**What the task asks:** Restate the entries below verbatim.

(Stored data entries)

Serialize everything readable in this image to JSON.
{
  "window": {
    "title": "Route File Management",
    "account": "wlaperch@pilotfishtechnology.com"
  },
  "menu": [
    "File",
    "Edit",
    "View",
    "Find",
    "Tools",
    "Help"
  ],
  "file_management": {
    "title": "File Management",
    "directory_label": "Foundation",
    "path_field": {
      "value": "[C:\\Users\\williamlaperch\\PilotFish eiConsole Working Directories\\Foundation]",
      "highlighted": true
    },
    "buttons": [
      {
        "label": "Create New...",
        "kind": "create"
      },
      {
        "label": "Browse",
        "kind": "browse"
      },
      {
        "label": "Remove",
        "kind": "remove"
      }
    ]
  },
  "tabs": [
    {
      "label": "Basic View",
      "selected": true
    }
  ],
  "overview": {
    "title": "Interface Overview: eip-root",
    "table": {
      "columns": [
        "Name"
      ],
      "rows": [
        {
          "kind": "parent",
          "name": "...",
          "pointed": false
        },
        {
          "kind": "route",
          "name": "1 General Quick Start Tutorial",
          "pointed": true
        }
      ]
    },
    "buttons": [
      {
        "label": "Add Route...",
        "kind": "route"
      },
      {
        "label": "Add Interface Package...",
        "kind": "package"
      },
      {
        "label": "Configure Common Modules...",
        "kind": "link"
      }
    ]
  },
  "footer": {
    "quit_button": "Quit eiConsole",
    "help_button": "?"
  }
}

**Solution to this task:**
Serialize everything readable in this image to JSON.
{
  "window": {
    "title": "Route File Management",
    "account": "wlaperch@pilotfishtechnology.com"
  },
  "menu": [
    "File",
    "Edit",
    "View",
    "Find",
    "Tools",
    "Help"
  ],
  "file_management": {
    "title": "File Management",
    "directory_label": "Foundation",
    "path_field": {
      "value": "[C:\\Users\\williamlaperch\\PilotFish eiConsole Working Directories\\Foundation]",
      "highlighted": true
    },
    "buttons": [
      {
        "label": "Create New...",
        "kind": "create"
      },
      {
        "label": "Browse",
        "kind": "browse"
      },
      {
        "label": "Remove",
        "kind": "remove"
      }
    ]
  },
  "tabs": [
    {
      "label": "Basic View",
      "selected": true
    }
  ],
  "overview": {
    "title": "Interface Overview: eip-root",
    "table": {
      "columns": [
        "Name"
      ],
      "rows": [
        {
          "kind": "parent",
          "name": "...",
          "pointed": false
        },
        {
          "kind": "route",
          "name": "1 General Quick Start Tutorial",
          "pointed": true
        }
      ]
    },
    "buttons": [
      {
        "label": "Add Route...",
        "kind": "route"
      },
      {
        "label": "Add Interface Package...",
        "kind": "package"
      },
      {
        "label": "Configure Common Modules...",
        "kind": "link"
      }
    ]
  },
  "footer": {
    "quit_button": "Quit eiConsole",
    "help_button": "?"
  }
}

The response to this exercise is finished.